------ Given entries ------

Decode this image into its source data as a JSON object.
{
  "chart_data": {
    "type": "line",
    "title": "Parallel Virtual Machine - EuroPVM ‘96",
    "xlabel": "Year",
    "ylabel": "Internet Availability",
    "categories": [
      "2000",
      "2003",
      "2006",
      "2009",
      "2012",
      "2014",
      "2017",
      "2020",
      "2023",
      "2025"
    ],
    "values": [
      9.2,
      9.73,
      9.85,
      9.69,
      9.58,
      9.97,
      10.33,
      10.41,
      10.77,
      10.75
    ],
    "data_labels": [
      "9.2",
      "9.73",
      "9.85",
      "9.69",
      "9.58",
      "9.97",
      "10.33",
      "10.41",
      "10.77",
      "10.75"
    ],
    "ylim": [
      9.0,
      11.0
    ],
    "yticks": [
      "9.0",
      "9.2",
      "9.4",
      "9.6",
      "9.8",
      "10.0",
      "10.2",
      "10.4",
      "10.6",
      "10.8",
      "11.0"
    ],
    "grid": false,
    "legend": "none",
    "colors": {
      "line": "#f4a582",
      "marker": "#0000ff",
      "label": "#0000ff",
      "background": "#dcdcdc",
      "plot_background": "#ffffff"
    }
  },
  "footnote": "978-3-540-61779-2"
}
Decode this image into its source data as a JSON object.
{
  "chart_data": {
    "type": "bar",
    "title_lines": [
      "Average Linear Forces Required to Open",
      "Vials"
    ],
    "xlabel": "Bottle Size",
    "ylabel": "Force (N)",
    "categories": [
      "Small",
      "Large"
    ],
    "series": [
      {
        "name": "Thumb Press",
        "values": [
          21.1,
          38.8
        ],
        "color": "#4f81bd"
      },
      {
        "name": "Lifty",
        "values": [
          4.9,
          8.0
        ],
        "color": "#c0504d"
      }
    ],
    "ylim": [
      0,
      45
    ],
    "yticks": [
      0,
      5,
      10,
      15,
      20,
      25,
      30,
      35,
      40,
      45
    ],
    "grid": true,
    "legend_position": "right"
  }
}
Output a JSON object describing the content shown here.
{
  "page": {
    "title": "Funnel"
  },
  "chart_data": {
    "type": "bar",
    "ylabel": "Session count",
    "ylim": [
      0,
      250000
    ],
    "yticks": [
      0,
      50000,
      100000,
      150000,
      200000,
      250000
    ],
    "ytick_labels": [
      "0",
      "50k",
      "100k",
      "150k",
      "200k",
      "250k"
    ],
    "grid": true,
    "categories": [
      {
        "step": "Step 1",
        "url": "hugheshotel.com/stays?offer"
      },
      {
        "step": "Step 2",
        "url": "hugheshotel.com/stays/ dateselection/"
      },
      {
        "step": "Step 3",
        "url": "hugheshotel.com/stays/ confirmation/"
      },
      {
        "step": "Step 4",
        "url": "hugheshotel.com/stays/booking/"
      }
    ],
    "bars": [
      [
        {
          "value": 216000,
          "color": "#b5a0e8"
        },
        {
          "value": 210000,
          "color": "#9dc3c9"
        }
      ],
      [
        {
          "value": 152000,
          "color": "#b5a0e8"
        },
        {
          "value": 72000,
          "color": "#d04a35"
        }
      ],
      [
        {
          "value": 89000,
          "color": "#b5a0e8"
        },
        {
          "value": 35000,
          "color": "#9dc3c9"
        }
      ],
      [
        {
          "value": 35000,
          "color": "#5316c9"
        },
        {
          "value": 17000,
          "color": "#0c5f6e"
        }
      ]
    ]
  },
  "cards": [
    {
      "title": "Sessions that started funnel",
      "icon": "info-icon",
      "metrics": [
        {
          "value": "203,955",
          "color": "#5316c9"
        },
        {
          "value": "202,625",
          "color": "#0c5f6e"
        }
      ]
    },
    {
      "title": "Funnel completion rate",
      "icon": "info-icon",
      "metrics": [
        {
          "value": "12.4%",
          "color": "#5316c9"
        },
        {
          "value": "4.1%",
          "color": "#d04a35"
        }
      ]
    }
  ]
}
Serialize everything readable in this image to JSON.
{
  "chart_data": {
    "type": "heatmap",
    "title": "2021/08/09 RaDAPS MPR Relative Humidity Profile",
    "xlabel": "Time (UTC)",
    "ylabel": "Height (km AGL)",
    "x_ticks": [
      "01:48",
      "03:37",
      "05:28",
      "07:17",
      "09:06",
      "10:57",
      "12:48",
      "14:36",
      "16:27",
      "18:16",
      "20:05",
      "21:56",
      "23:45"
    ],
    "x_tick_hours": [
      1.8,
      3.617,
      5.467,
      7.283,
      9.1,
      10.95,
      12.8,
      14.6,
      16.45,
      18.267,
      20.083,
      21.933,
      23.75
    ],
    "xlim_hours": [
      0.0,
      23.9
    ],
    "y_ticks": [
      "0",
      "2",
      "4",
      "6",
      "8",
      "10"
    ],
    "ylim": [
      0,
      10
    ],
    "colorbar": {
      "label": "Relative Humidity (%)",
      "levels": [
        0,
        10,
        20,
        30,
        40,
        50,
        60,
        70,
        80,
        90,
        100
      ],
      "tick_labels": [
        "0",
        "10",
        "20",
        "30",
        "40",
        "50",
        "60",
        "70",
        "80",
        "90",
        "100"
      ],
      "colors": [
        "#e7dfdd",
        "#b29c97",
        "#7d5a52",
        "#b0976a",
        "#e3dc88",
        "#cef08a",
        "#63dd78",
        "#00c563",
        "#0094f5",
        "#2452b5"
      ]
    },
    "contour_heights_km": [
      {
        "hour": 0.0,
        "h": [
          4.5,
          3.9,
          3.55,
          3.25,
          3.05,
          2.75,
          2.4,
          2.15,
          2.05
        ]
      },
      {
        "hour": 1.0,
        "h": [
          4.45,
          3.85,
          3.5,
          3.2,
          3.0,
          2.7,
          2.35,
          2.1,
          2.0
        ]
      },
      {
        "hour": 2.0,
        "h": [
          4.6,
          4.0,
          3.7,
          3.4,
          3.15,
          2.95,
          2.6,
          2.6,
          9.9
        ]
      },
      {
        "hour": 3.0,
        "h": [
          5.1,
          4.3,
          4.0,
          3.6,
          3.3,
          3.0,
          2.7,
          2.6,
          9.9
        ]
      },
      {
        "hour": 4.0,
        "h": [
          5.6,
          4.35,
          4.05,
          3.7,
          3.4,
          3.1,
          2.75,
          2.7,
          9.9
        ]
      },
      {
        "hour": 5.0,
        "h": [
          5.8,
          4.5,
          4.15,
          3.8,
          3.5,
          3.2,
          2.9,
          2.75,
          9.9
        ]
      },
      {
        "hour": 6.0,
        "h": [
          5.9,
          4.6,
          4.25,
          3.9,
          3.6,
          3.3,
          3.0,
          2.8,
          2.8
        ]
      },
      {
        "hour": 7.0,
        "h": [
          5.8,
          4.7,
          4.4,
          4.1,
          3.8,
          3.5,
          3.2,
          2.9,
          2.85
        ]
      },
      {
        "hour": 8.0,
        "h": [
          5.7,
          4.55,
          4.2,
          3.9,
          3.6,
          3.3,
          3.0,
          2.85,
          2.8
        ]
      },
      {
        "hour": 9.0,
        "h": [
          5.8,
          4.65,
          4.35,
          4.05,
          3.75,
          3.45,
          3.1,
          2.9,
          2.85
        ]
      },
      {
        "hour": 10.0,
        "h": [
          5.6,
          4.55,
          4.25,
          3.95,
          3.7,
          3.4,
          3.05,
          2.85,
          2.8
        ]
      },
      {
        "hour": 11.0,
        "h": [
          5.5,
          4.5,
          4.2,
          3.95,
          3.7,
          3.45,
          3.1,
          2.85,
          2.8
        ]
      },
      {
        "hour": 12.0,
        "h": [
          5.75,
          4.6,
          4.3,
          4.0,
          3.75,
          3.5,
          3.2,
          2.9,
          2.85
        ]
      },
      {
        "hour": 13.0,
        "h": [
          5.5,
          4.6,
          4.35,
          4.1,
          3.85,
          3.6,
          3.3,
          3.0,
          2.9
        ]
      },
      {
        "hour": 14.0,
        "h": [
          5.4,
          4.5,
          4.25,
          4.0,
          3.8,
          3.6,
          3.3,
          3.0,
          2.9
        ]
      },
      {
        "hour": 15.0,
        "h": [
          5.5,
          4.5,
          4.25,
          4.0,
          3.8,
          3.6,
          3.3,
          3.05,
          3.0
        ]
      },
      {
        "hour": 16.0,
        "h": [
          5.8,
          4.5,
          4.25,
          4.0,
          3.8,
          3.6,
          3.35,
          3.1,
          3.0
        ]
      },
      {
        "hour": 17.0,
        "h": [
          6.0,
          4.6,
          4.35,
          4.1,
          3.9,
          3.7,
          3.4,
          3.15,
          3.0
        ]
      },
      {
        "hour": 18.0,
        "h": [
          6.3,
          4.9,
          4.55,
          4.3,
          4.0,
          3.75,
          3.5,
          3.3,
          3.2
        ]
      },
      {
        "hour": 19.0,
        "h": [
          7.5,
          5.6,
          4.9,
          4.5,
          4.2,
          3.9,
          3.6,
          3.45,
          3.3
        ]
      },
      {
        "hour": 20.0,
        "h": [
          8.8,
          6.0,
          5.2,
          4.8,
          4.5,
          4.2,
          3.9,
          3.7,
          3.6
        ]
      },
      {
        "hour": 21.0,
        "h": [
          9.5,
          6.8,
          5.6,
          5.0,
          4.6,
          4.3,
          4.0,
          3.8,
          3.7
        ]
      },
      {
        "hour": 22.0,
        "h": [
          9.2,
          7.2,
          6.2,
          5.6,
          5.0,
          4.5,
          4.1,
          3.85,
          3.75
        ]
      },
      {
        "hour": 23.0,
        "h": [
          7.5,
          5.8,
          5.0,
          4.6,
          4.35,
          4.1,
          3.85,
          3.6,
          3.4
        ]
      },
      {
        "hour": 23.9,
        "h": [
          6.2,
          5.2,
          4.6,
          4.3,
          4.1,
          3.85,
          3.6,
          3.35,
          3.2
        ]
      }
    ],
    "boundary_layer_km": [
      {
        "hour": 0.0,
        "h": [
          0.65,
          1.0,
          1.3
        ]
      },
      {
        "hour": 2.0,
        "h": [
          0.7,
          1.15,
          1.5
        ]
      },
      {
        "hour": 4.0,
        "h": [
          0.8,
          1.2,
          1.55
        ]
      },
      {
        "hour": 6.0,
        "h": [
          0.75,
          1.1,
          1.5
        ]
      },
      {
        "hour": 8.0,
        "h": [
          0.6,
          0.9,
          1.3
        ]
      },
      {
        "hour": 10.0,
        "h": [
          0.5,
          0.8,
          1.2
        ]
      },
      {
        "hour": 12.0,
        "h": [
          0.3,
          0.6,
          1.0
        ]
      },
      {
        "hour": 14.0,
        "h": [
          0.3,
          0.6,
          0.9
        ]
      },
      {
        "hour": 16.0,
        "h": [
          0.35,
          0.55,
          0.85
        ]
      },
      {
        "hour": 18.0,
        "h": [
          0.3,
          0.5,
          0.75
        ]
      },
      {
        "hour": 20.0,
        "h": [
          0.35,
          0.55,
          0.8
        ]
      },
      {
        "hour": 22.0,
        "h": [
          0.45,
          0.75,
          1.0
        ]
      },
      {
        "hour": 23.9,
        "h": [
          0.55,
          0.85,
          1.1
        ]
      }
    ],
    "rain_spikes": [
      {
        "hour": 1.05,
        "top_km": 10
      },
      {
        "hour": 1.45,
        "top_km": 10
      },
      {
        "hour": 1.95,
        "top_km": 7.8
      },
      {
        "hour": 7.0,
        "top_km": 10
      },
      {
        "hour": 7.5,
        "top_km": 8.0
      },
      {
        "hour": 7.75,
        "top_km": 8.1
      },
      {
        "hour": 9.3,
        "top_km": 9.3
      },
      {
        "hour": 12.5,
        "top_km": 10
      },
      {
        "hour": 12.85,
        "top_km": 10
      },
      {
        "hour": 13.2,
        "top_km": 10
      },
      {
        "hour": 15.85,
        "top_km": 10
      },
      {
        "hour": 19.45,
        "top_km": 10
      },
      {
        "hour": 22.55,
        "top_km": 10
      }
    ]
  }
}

------

▸ What this task involves:
Only the number is wanted: how many lines of these entries contain the string "step"?

▸ Complete answer:
4